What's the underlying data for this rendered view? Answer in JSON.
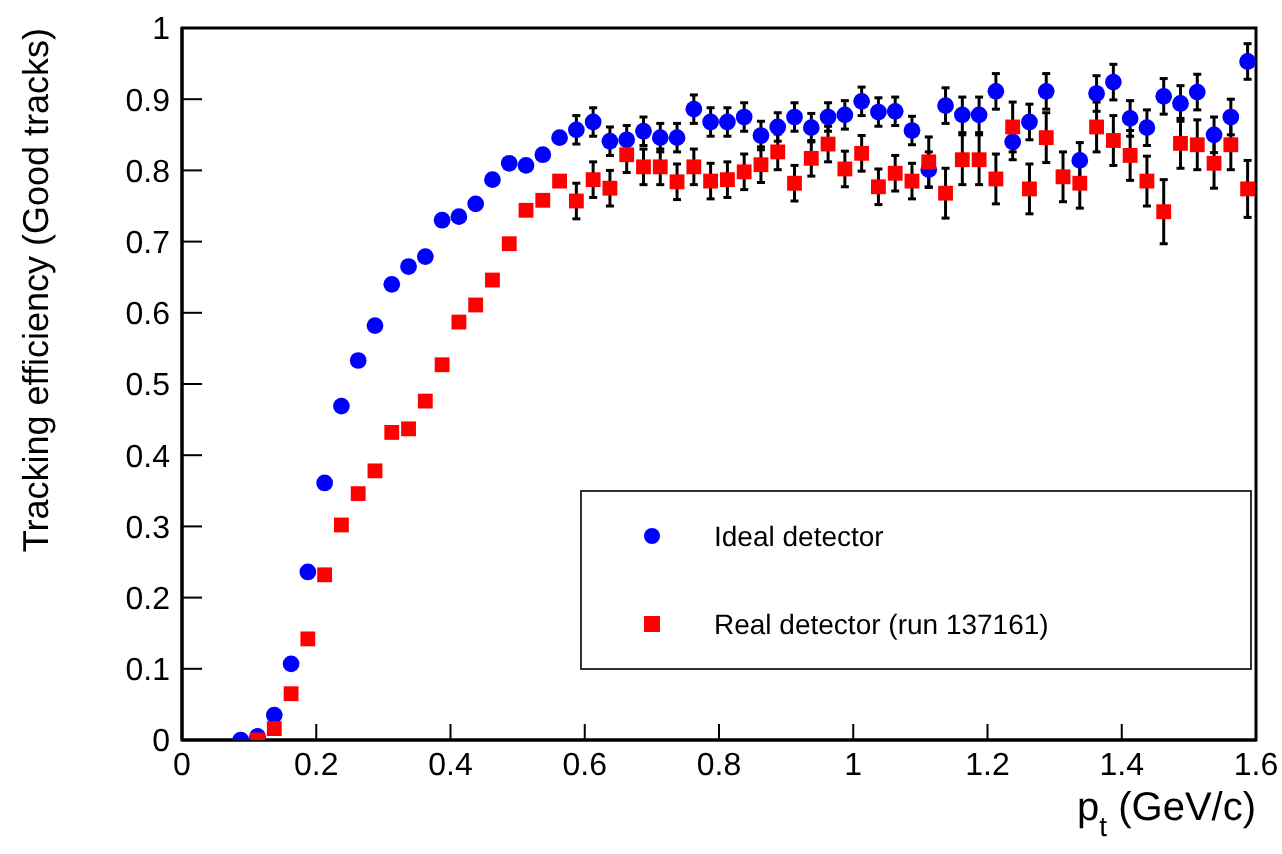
{
  "chart_data": {
    "type": "scatter",
    "xlabel": "p$_{t}$ (GeV/c)",
    "ylabel": "Tracking efficiency (Good tracks)",
    "x": [
      0.0875,
      0.1125,
      0.1375,
      0.1625,
      0.1875,
      0.2125,
      0.2375,
      0.2625,
      0.2875,
      0.3125,
      0.3375,
      0.3625,
      0.3875,
      0.4125,
      0.4375,
      0.4625,
      0.4875,
      0.5125,
      0.5375,
      0.5625,
      0.5875,
      0.6125,
      0.6375,
      0.6625,
      0.6875,
      0.7125,
      0.7375,
      0.7625,
      0.7875,
      0.8125,
      0.8375,
      0.8625,
      0.8875,
      0.9125,
      0.9375,
      0.9625,
      0.9875,
      1.0125,
      1.0375,
      1.0625,
      1.0875,
      1.1125,
      1.1375,
      1.1625,
      1.1875,
      1.2125,
      1.2375,
      1.2625,
      1.2875,
      1.3125,
      1.3375,
      1.3625,
      1.3875,
      1.4125,
      1.4375,
      1.4625,
      1.4875,
      1.5125,
      1.5375,
      1.5625,
      1.5875
    ],
    "series": [
      {
        "name": "Ideal detector",
        "color": "#0000ff",
        "marker": "circle",
        "values": [
          0.0,
          0.005,
          0.035,
          0.107,
          0.236,
          0.361,
          0.469,
          0.533,
          0.582,
          0.64,
          0.665,
          0.679,
          0.73,
          0.735,
          0.753,
          0.787,
          0.81,
          0.807,
          0.822,
          0.846,
          0.857,
          0.868,
          0.841,
          0.843,
          0.855,
          0.846,
          0.846,
          0.886,
          0.868,
          0.868,
          0.875,
          0.849,
          0.861,
          0.875,
          0.86,
          0.875,
          0.878,
          0.897,
          0.882,
          0.883,
          0.856,
          0.801,
          0.891,
          0.878,
          0.878,
          0.911,
          0.84,
          0.868,
          0.911,
          null,
          0.814,
          0.908,
          0.924,
          0.873,
          0.86,
          0.904,
          0.894,
          0.91,
          0.85,
          0.875,
          0.953
        ],
        "errors": [
          null,
          null,
          null,
          null,
          null,
          null,
          null,
          null,
          null,
          null,
          null,
          null,
          null,
          null,
          null,
          null,
          null,
          null,
          null,
          null,
          0.02,
          0.02,
          0.02,
          0.02,
          0.02,
          0.02,
          0.02,
          0.02,
          0.02,
          0.02,
          0.02,
          0.02,
          0.02,
          0.02,
          0.02,
          0.02,
          0.02,
          0.02,
          0.02,
          0.02,
          0.02,
          0.025,
          0.025,
          0.025,
          0.025,
          0.025,
          0.025,
          0.025,
          0.025,
          null,
          0.025,
          0.025,
          0.025,
          0.025,
          0.025,
          0.025,
          0.025,
          0.025,
          0.025,
          0.025,
          0.025
        ]
      },
      {
        "name": "Real detector (run 137161)",
        "color": "#ff0000",
        "marker": "square",
        "values": [
          null,
          0.0,
          0.016,
          0.065,
          0.142,
          0.232,
          0.302,
          0.346,
          0.378,
          0.432,
          0.437,
          0.476,
          0.527,
          0.587,
          0.611,
          0.646,
          0.697,
          0.744,
          0.758,
          0.785,
          0.757,
          0.787,
          0.775,
          0.822,
          0.805,
          0.805,
          0.784,
          0.805,
          0.785,
          0.787,
          0.798,
          0.808,
          0.826,
          0.782,
          0.817,
          0.837,
          0.802,
          0.824,
          0.777,
          0.796,
          0.785,
          0.812,
          0.768,
          0.815,
          0.815,
          0.788,
          0.861,
          0.774,
          0.846,
          0.791,
          0.782,
          0.861,
          0.842,
          0.821,
          0.785,
          0.742,
          0.838,
          0.836,
          0.81,
          0.836,
          0.774
        ],
        "errors": [
          null,
          null,
          null,
          null,
          null,
          null,
          null,
          null,
          null,
          null,
          null,
          null,
          null,
          null,
          null,
          null,
          null,
          null,
          null,
          null,
          0.025,
          0.025,
          0.025,
          0.025,
          0.025,
          0.025,
          0.025,
          0.025,
          0.025,
          0.025,
          0.025,
          0.025,
          0.025,
          0.025,
          0.025,
          0.025,
          0.025,
          0.025,
          0.025,
          0.025,
          0.025,
          0.035,
          0.035,
          0.035,
          0.035,
          0.035,
          0.035,
          0.035,
          0.035,
          0.035,
          0.035,
          0.035,
          0.035,
          0.035,
          0.035,
          0.045,
          0.035,
          0.035,
          0.035,
          0.035,
          0.04
        ]
      }
    ],
    "xlim": [
      0,
      1.6
    ],
    "xticks": [
      0,
      0.2,
      0.4,
      0.6,
      0.8,
      1,
      1.2,
      1.4,
      1.6
    ],
    "ylim": [
      0,
      1
    ],
    "yticks": [
      0,
      0.1,
      0.2,
      0.3,
      0.4,
      0.5,
      0.6,
      0.7,
      0.8,
      0.9,
      1
    ],
    "grid": false,
    "legend": "bottom right"
  }
}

────────────────────

> _Written problem_
Nothing in the entries should change as you copy them, except that the pictures are left out.

> _Completed exercise_
What's the underlying data for this rendered view? Answer in JSON.
{
  "chart_data": {
    "type": "scatter",
    "xlabel": "p$_{t}$ (GeV/c)",
    "ylabel": "Tracking efficiency (Good tracks)",
    "x": [
      0.0875,
      0.1125,
      0.1375,
      0.1625,
      0.1875,
      0.2125,
      0.2375,
      0.2625,
      0.2875,
      0.3125,
      0.3375,
      0.3625,
      0.3875,
      0.4125,
      0.4375,
      0.4625,
      0.4875,
      0.5125,
      0.5375,
      0.5625,
      0.5875,
      0.6125,
      0.6375,
      0.6625,
      0.6875,
      0.7125,
      0.7375,
      0.7625,
      0.7875,
      0.8125,
      0.8375,
      0.8625,
      0.8875,
      0.9125,
      0.9375,
      0.9625,
      0.9875,
      1.0125,
      1.0375,
      1.0625,
      1.0875,
      1.1125,
      1.1375,
      1.1625,
      1.1875,
      1.2125,
      1.2375,
      1.2625,
      1.2875,
      1.3125,
      1.3375,
      1.3625,
      1.3875,
      1.4125,
      1.4375,
      1.4625,
      1.4875,
      1.5125,
      1.5375,
      1.5625,
      1.5875
    ],
    "series": [
      {
        "name": "Ideal detector",
        "color": "#0000ff",
        "marker": "circle",
        "values": [
          0.0,
          0.005,
          0.035,
          0.107,
          0.236,
          0.361,
          0.469,
          0.533,
          0.582,
          0.64,
          0.665,
          0.679,
          0.73,
          0.735,
          0.753,
          0.787,
          0.81,
          0.807,
          0.822,
          0.846,
          0.857,
          0.868,
          0.841,
          0.843,
          0.855,
          0.846,
          0.846,
          0.886,
          0.868,
          0.868,
          0.875,
          0.849,
          0.861,
          0.875,
          0.86,
          0.875,
          0.878,
          0.897,
          0.882,
          0.883,
          0.856,
          0.801,
          0.891,
          0.878,
          0.878,
          0.911,
          0.84,
          0.868,
          0.911,
          null,
          0.814,
          0.908,
          0.924,
          0.873,
          0.86,
          0.904,
          0.894,
          0.91,
          0.85,
          0.875,
          0.953
        ],
        "errors": [
          null,
          null,
          null,
          null,
          null,
          null,
          null,
          null,
          null,
          null,
          null,
          null,
          null,
          null,
          null,
          null,
          null,
          null,
          null,
          null,
          0.02,
          0.02,
          0.02,
          0.02,
          0.02,
          0.02,
          0.02,
          0.02,
          0.02,
          0.02,
          0.02,
          0.02,
          0.02,
          0.02,
          0.02,
          0.02,
          0.02,
          0.02,
          0.02,
          0.02,
          0.02,
          0.025,
          0.025,
          0.025,
          0.025,
          0.025,
          0.025,
          0.025,
          0.025,
          null,
          0.025,
          0.025,
          0.025,
          0.025,
          0.025,
          0.025,
          0.025,
          0.025,
          0.025,
          0.025,
          0.025
        ]
      },
      {
        "name": "Real detector (run 137161)",
        "color": "#ff0000",
        "marker": "square",
        "values": [
          null,
          0.0,
          0.016,
          0.065,
          0.142,
          0.232,
          0.302,
          0.346,
          0.378,
          0.432,
          0.437,
          0.476,
          0.527,
          0.587,
          0.611,
          0.646,
          0.697,
          0.744,
          0.758,
          0.785,
          0.757,
          0.787,
          0.775,
          0.822,
          0.805,
          0.805,
          0.784,
          0.805,
          0.785,
          0.787,
          0.798,
          0.808,
          0.826,
          0.782,
          0.817,
          0.837,
          0.802,
          0.824,
          0.777,
          0.796,
          0.785,
          0.812,
          0.768,
          0.815,
          0.815,
          0.788,
          0.861,
          0.774,
          0.846,
          0.791,
          0.782,
          0.861,
          0.842,
          0.821,
          0.785,
          0.742,
          0.838,
          0.836,
          0.81,
          0.836,
          0.774
        ],
        "errors": [
          null,
          null,
          null,
          null,
          null,
          null,
          null,
          null,
          null,
          null,
          null,
          null,
          null,
          null,
          null,
          null,
          null,
          null,
          null,
          null,
          0.025,
          0.025,
          0.025,
          0.025,
          0.025,
          0.025,
          0.025,
          0.025,
          0.025,
          0.025,
          0.025,
          0.025,
          0.025,
          0.025,
          0.025,
          0.025,
          0.025,
          0.025,
          0.025,
          0.025,
          0.025,
          0.035,
          0.035,
          0.035,
          0.035,
          0.035,
          0.035,
          0.035,
          0.035,
          0.035,
          0.035,
          0.035,
          0.035,
          0.035,
          0.035,
          0.045,
          0.035,
          0.035,
          0.035,
          0.035,
          0.04
        ]
      }
    ],
    "xlim": [
      0,
      1.6
    ],
    "xticks": [
      0,
      0.2,
      0.4,
      0.6,
      0.8,
      1,
      1.2,
      1.4,
      1.6
    ],
    "ylim": [
      0,
      1
    ],
    "yticks": [
      0,
      0.1,
      0.2,
      0.3,
      0.4,
      0.5,
      0.6,
      0.7,
      0.8,
      0.9,
      1
    ],
    "grid": false,
    "legend": "bottom right"
  }
}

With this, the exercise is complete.